Aim: Starting with the line that contains "Give me the", copy every line through the end of the data below, exactly and with nothing added.
┌─ Task data
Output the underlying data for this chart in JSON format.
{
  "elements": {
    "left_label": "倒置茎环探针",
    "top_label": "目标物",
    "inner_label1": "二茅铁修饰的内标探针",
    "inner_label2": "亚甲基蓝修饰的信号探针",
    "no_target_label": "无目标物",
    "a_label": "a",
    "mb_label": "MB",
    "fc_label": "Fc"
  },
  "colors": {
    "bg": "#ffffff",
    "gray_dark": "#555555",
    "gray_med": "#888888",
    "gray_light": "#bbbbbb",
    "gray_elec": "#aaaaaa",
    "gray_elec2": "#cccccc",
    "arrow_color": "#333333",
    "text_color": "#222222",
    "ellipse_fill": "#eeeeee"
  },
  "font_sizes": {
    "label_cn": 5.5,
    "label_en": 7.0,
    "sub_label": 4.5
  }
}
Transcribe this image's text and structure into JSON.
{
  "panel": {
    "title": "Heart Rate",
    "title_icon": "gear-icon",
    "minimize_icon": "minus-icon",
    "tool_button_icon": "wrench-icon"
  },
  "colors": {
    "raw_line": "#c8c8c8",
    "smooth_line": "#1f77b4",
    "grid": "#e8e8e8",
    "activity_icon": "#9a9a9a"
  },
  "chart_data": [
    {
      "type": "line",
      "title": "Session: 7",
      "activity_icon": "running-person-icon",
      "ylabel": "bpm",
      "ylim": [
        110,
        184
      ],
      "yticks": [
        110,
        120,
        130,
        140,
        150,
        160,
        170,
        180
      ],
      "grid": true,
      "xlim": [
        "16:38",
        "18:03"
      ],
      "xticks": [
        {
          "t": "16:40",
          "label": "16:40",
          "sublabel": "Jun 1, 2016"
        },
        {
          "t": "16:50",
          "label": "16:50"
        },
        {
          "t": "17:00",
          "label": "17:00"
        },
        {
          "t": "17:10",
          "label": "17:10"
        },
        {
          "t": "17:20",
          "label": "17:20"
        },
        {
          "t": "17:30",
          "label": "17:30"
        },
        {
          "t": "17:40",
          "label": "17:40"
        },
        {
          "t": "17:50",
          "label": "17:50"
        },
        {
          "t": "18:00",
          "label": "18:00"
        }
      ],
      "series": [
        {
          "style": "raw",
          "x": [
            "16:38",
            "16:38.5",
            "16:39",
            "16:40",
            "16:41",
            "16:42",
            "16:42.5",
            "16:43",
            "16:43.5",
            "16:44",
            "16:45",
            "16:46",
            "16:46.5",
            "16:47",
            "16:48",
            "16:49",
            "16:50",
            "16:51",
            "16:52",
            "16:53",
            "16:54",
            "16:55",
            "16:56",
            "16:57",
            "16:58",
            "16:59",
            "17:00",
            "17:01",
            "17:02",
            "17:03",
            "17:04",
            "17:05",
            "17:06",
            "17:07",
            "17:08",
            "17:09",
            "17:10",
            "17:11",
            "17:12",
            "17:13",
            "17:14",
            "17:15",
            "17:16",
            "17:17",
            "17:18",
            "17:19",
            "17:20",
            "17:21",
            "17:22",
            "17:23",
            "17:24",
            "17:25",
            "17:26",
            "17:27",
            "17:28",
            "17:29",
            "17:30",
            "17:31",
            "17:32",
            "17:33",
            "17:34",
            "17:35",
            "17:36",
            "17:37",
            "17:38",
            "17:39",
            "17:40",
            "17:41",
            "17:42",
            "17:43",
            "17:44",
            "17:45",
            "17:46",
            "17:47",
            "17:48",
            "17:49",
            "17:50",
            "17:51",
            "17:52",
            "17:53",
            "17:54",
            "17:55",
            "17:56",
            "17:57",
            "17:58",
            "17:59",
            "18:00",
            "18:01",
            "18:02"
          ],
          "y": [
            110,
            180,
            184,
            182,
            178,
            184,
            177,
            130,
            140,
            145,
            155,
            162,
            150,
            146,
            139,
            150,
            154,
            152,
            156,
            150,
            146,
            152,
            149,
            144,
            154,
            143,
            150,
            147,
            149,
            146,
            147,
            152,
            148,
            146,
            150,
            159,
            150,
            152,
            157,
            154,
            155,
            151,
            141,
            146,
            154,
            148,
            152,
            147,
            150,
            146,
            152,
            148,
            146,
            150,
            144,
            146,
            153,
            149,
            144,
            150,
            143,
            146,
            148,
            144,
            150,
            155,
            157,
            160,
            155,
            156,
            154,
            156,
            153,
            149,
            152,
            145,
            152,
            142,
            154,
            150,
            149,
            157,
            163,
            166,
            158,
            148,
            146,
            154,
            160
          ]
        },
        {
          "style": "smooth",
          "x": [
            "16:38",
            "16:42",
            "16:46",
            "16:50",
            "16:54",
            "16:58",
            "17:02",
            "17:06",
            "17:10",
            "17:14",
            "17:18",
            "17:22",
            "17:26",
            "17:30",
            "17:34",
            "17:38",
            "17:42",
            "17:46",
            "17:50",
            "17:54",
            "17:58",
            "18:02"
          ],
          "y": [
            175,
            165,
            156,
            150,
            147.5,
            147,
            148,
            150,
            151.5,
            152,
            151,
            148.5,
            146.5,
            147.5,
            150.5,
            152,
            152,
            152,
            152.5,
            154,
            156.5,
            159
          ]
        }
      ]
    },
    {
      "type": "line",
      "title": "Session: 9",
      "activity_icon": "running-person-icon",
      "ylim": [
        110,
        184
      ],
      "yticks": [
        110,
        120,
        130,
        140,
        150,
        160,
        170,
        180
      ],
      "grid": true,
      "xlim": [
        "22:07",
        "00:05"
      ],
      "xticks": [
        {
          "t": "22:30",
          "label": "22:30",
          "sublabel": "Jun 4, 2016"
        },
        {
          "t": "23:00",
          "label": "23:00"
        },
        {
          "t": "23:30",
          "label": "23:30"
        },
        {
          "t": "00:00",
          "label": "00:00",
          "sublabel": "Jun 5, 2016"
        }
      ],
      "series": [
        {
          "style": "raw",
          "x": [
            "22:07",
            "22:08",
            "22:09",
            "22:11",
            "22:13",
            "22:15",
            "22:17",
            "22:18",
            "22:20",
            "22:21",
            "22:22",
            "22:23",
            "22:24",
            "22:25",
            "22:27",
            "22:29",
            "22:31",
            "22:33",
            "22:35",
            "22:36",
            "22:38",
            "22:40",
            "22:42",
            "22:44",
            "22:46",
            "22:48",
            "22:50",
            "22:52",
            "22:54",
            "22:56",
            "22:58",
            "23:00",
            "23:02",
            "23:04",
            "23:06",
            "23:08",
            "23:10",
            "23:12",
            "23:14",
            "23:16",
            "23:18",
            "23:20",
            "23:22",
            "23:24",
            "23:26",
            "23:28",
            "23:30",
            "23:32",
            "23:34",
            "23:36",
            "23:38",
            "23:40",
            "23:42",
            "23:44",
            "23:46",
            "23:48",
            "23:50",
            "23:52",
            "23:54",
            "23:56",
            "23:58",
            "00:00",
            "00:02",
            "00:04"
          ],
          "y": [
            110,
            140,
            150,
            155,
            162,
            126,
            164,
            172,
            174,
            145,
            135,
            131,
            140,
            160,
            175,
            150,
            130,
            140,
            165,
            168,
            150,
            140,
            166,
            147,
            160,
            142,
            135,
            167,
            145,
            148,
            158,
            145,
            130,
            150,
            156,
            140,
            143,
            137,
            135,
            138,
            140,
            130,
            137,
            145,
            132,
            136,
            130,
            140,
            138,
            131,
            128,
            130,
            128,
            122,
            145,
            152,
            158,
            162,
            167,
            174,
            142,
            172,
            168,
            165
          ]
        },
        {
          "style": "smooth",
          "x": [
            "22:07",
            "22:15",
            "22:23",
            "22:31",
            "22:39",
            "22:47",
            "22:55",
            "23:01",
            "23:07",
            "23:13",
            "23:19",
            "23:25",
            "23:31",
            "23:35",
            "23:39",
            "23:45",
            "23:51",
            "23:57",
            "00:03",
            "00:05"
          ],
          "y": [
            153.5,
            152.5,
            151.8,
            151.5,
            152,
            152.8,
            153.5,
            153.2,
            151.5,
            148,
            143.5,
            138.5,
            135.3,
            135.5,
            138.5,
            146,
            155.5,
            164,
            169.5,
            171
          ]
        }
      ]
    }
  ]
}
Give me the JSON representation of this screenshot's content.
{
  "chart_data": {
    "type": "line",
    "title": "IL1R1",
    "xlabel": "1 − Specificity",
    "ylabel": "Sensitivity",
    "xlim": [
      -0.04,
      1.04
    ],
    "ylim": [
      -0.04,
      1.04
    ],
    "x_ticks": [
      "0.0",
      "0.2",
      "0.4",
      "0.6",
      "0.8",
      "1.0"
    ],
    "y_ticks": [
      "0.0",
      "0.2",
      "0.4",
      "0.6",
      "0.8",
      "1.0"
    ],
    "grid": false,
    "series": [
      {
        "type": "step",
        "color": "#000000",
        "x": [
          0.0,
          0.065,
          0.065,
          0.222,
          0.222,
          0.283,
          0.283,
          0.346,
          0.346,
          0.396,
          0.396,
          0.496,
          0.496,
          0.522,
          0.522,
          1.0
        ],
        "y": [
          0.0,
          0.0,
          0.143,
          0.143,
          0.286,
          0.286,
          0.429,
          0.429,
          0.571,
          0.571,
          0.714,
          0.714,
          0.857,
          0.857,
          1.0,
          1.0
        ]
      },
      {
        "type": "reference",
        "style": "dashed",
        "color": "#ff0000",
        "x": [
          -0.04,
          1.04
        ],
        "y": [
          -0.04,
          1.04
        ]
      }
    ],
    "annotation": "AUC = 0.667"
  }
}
└─
Result for this exercise:
Give me the JSON representation of this screenshot's content.
{
  "chart_data": {
    "type": "line",
    "title": "IL1R1",
    "xlabel": "1 − Specificity",
    "ylabel": "Sensitivity",
    "xlim": [
      -0.04,
      1.04
    ],
    "ylim": [
      -0.04,
      1.04
    ],
    "x_ticks": [
      "0.0",
      "0.2",
      "0.4",
      "0.6",
      "0.8",
      "1.0"
    ],
    "y_ticks": [
      "0.0",
      "0.2",
      "0.4",
      "0.6",
      "0.8",
      "1.0"
    ],
    "grid": false,
    "series": [
      {
        "type": "step",
        "color": "#000000",
        "x": [
          0.0,
          0.065,
          0.065,
          0.222,
          0.222,
          0.283,
          0.283,
          0.346,
          0.346,
          0.396,
          0.396,
          0.496,
          0.496,
          0.522,
          0.522,
          1.0
        ],
        "y": [
          0.0,
          0.0,
          0.143,
          0.143,
          0.286,
          0.286,
          0.429,
          0.429,
          0.571,
          0.571,
          0.714,
          0.714,
          0.857,
          0.857,
          1.0,
          1.0
        ]
      },
      {
        "type": "reference",
        "style": "dashed",
        "color": "#ff0000",
        "x": [
          -0.04,
          1.04
        ],
        "y": [
          -0.04,
          1.04
        ]
      }
    ],
    "annotation": "AUC = 0.667"
  }
}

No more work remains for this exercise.